[Task prompt]: Look through the material below. Copy every line with the string "Climate" in it.

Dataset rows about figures
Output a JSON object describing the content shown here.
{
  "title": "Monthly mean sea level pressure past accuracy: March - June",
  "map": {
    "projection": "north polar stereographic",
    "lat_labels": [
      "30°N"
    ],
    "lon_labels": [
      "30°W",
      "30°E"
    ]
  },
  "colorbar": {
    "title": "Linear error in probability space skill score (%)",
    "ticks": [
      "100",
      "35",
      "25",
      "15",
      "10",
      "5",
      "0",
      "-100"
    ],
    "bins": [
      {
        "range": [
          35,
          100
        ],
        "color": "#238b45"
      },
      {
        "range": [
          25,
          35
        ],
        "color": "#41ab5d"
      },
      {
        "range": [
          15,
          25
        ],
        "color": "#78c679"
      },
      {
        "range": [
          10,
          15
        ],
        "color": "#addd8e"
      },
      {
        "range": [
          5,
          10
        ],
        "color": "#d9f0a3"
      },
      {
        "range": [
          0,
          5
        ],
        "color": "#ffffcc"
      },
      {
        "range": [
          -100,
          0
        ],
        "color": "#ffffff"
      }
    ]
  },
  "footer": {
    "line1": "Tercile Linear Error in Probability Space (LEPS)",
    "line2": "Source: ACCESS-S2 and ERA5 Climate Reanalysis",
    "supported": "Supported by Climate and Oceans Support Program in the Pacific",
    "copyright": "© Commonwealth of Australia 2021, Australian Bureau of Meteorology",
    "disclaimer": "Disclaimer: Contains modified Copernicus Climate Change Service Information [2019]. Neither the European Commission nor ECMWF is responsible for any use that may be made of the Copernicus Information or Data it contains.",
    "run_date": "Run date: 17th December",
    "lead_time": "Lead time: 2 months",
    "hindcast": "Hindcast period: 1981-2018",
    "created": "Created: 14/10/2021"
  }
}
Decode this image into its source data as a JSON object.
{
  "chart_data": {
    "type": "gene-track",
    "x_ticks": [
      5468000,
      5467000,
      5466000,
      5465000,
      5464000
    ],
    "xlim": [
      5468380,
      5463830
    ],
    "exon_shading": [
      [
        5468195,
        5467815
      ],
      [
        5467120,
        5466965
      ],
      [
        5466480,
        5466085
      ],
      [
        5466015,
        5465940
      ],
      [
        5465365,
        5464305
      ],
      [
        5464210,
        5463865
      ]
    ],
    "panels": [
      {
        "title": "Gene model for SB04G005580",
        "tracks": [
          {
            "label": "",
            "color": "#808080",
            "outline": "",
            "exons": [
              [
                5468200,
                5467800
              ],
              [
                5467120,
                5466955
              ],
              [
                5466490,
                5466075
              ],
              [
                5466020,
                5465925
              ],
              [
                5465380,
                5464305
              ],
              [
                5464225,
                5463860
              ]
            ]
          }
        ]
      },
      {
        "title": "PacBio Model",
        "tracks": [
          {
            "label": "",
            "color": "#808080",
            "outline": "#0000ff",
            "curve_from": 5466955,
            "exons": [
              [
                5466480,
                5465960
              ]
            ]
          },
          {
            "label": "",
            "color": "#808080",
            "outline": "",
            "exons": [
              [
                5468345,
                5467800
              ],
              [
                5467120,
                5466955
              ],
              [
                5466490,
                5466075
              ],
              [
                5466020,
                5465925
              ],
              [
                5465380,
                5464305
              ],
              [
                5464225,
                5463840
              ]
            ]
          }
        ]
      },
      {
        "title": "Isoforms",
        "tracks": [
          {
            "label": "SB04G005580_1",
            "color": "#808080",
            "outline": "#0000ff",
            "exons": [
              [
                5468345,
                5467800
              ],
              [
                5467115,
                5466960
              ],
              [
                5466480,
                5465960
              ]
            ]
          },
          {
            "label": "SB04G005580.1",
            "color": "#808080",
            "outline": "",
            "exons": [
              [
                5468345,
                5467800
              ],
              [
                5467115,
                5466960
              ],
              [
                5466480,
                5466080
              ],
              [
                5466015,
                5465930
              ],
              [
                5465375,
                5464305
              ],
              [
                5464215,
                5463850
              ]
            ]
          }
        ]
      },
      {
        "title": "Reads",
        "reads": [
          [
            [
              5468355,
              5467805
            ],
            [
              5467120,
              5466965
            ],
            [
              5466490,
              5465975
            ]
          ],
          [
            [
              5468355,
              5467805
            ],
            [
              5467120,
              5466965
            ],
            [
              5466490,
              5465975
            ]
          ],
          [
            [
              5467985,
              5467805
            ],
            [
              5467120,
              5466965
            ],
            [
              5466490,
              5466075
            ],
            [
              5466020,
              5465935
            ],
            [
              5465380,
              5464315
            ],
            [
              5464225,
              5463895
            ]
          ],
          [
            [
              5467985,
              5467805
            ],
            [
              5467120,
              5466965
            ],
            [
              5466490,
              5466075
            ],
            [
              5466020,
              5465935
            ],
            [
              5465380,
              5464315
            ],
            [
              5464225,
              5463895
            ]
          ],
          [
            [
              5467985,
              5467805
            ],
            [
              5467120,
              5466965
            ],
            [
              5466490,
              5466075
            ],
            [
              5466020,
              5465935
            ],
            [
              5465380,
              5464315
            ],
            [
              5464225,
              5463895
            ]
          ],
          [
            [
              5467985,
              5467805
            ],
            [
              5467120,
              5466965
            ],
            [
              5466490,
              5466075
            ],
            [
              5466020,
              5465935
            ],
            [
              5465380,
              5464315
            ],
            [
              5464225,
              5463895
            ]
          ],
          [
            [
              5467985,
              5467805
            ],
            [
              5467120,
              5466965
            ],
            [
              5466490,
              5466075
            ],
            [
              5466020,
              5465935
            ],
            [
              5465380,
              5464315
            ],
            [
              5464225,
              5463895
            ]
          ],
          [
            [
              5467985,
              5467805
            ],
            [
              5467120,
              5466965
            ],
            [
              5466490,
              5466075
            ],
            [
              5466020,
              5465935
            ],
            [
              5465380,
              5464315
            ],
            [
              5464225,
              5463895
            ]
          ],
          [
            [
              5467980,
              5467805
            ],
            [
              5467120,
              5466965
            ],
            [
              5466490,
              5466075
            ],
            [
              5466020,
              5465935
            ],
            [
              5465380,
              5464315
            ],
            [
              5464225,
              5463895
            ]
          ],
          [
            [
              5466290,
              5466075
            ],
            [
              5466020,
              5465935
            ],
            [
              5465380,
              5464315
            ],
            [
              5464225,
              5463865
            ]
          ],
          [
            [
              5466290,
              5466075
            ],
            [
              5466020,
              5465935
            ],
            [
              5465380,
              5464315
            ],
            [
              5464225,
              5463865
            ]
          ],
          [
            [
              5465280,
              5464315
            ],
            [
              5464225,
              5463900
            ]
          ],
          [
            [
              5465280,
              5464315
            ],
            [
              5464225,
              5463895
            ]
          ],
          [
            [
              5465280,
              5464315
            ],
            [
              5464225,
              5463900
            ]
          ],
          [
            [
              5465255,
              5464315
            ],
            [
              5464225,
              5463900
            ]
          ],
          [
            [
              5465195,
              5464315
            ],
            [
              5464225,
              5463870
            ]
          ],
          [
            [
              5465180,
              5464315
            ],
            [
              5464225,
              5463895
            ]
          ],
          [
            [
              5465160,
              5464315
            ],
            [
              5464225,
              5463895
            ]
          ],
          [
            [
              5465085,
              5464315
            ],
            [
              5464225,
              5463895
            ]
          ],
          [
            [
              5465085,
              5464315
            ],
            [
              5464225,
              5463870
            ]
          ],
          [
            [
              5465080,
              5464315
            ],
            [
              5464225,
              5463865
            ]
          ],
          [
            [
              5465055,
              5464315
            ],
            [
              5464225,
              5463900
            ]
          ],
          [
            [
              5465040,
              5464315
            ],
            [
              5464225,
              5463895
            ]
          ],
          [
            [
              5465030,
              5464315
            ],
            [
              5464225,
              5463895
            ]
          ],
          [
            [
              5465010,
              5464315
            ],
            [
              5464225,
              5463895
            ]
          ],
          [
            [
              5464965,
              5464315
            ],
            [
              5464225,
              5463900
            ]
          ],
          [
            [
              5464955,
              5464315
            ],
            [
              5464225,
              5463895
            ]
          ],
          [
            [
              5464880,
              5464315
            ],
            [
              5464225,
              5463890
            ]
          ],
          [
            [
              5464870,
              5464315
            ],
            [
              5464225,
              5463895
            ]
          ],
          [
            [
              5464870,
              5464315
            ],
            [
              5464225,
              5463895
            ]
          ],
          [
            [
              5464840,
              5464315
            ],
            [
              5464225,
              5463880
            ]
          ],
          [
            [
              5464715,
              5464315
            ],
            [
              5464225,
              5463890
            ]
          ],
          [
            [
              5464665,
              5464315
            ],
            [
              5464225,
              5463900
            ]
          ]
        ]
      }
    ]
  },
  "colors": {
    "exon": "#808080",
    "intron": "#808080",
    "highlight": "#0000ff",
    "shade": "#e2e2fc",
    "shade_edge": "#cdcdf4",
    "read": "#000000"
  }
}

[Full output]:
    "line2": "Source: ACCESS-S2 and ERA5 Climate Reanalysis",
    "supported": "Supported by Climate and Oceans Support Program in the Pacific",
    "disclaimer": "Disclaimer: Contains modified Copernicus Climate Change Service Information [2019]. Neither the European Commission nor ECMWF is responsible for any use that may be made of the Copernicus Information or Data it contains.",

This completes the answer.